- [INSTRUCTION] Write out each line of the material again, word for word.

*****

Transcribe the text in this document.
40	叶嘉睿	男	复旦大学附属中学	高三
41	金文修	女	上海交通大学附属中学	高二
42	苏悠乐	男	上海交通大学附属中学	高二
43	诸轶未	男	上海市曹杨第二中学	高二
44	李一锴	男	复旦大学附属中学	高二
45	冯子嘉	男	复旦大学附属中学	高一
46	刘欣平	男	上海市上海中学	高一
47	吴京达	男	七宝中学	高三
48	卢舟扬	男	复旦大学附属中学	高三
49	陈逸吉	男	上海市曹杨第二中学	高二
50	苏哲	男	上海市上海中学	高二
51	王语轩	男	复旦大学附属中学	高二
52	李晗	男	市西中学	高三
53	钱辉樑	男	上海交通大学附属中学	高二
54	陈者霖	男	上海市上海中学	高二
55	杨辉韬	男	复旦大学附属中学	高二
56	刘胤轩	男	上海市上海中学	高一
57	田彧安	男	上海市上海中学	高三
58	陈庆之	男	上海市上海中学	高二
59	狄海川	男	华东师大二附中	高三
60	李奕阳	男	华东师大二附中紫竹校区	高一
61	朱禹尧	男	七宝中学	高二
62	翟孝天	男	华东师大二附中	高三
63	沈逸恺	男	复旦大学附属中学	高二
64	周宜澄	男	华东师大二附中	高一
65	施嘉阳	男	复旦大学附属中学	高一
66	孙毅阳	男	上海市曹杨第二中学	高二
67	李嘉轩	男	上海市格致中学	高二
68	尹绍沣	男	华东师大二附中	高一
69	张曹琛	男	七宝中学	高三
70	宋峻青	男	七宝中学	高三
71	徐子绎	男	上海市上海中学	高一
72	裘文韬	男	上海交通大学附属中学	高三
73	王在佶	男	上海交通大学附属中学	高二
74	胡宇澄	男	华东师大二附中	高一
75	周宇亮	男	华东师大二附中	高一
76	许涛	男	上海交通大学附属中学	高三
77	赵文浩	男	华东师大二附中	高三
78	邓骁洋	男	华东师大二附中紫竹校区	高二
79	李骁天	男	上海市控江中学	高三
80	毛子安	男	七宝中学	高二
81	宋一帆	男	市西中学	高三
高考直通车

*****

- [ANSWER TO THE TASK]
Transcribe the text in this document.
40	叶嘉睿	男	复旦大学附属中学	高三
41	金文修	女	上海交通大学附属中学	高二
42	苏悠乐	男	上海交通大学附属中学	高二
43	诸轶未	男	上海市曹杨第二中学	高二
44	李一锴	男	复旦大学附属中学	高二
45	冯子嘉	男	复旦大学附属中学	高一
46	刘欣平	男	上海市上海中学	高一
47	吴京达	男	七宝中学	高三
48	卢舟扬	男	复旦大学附属中学	高三
49	陈逸吉	男	上海市曹杨第二中学	高二
50	苏哲	男	上海市上海中学	高二
51	王语轩	男	复旦大学附属中学	高二
52	李晗	男	市西中学	高三
53	钱辉樑	男	上海交通大学附属中学	高二
54	陈者霖	男	上海市上海中学	高二
55	杨辉韬	男	复旦大学附属中学	高二
56	刘胤轩	男	上海市上海中学	高一
57	田彧安	男	上海市上海中学	高三
58	陈庆之	男	上海市上海中学	高二
59	狄海川	男	华东师大二附中	高三
60	李奕阳	男	华东师大二附中紫竹校区	高一
61	朱禹尧	男	七宝中学	高二
62	翟孝天	男	华东师大二附中	高三
63	沈逸恺	男	复旦大学附属中学	高二
64	周宜澄	男	华东师大二附中	高一
65	施嘉阳	男	复旦大学附属中学	高一
66	孙毅阳	男	上海市曹杨第二中学	高二
67	李嘉轩	男	上海市格致中学	高二
68	尹绍沣	男	华东师大二附中	高一
69	张曹琛	男	七宝中学	高三
70	宋峻青	男	七宝中学	高三
71	徐子绎	男	上海市上海中学	高一
72	裘文韬	男	上海交通大学附属中学	高三
73	王在佶	男	上海交通大学附属中学	高二
74	胡宇澄	男	华东师大二附中	高一
75	周宇亮	男	华东师大二附中	高一
76	许涛	男	上海交通大学附属中学	高三
77	赵文浩	男	华东师大二附中	高三
78	邓骁洋	男	华东师大二附中紫竹校区	高二
79	李骁天	男	上海市控江中学	高三
80	毛子安	男	七宝中学	高二
81	宋一帆	男	市西中学	高三
高考直通车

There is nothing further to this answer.